══ Input rows ══
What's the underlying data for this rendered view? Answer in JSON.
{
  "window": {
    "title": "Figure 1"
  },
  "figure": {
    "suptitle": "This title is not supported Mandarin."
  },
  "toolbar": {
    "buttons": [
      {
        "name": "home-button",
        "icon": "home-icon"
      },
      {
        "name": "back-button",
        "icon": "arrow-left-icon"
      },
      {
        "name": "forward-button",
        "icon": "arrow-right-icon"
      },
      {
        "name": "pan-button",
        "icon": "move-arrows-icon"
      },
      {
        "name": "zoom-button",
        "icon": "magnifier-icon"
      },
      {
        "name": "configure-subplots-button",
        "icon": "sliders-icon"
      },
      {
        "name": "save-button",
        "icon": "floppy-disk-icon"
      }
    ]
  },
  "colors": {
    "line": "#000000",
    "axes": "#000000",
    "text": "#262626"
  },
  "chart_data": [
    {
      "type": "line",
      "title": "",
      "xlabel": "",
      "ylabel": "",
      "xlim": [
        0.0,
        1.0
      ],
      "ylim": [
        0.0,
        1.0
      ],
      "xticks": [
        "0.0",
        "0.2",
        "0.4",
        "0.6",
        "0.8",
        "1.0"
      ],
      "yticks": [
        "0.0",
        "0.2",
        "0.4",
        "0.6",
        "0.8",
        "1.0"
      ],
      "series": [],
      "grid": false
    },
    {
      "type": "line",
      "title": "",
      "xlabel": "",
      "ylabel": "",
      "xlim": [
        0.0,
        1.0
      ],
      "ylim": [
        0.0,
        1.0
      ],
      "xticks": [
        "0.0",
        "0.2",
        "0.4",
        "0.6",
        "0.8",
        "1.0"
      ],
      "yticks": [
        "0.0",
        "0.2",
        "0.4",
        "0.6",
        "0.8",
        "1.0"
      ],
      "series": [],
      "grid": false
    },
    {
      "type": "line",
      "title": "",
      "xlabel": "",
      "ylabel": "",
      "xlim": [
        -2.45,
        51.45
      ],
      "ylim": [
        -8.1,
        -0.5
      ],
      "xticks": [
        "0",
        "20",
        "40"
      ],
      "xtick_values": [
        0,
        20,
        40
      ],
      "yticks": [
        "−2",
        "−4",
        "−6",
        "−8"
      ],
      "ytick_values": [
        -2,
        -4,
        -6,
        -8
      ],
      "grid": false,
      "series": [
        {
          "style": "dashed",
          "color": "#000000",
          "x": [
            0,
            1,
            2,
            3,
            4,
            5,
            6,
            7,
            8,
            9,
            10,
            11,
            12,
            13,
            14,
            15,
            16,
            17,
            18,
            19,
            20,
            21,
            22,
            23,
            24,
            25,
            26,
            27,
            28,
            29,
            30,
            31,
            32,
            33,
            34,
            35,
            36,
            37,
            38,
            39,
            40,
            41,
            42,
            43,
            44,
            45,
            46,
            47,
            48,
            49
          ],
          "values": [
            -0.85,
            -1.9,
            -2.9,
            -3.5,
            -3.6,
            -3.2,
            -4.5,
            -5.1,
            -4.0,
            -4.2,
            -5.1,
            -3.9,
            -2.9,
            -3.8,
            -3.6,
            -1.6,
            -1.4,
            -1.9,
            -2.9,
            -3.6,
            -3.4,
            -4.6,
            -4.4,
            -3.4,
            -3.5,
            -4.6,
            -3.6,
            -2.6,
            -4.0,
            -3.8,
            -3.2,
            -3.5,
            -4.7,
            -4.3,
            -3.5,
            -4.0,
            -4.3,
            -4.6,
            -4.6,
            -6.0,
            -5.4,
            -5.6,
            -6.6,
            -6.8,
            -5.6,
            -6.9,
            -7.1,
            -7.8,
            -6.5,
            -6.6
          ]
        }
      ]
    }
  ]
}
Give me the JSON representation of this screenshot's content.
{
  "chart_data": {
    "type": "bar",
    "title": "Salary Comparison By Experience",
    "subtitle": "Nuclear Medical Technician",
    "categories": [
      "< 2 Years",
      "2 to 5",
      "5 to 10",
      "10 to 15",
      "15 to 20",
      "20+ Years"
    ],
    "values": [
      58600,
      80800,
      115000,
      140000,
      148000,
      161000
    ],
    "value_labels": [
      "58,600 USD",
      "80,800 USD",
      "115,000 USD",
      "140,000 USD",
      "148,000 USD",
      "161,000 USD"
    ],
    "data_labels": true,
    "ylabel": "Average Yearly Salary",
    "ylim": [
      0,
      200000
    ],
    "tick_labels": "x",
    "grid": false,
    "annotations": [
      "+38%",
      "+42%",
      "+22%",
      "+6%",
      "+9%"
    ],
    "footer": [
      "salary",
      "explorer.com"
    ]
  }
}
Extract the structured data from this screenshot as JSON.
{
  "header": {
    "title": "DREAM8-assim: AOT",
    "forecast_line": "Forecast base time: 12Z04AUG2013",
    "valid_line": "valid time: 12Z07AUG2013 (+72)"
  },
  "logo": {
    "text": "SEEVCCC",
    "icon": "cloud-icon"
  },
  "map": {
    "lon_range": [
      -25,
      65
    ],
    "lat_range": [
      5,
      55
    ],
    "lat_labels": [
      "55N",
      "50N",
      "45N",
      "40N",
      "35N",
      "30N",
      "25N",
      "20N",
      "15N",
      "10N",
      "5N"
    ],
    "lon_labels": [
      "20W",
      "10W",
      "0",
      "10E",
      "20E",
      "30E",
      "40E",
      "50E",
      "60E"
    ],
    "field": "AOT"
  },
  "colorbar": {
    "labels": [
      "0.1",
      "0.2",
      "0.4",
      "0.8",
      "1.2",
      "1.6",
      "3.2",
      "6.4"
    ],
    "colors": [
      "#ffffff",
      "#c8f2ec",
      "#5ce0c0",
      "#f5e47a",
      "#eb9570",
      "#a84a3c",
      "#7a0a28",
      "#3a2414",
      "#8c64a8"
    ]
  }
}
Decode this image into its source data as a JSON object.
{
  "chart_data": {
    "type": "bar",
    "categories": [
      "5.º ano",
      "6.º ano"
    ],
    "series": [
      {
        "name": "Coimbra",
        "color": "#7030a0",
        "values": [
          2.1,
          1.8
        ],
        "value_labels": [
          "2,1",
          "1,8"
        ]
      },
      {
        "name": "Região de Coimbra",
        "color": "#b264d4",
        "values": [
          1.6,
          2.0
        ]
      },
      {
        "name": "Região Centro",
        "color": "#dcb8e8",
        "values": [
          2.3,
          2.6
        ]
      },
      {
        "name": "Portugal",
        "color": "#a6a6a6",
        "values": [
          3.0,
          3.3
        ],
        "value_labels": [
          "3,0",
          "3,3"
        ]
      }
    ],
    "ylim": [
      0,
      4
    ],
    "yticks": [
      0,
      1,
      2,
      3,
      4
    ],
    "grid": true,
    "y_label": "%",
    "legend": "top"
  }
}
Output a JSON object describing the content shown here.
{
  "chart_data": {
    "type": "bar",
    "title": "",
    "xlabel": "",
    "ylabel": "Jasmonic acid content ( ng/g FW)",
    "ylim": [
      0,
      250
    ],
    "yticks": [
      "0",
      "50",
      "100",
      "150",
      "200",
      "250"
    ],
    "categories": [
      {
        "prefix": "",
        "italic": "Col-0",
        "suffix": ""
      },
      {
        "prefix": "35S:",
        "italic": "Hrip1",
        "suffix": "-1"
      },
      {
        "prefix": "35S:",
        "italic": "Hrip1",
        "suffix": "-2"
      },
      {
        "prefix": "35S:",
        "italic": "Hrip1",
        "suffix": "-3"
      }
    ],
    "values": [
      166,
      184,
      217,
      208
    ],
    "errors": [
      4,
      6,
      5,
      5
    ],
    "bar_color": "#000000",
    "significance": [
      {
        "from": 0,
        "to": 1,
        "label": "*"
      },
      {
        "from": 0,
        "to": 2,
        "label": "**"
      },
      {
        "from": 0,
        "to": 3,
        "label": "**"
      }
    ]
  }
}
═══
- **What to produce**:
Scan the listing above for the word "Região" and show each line where it is found.

- **Task result**:
        "name": "Região de Coimbra",
        "name": "Região Centro",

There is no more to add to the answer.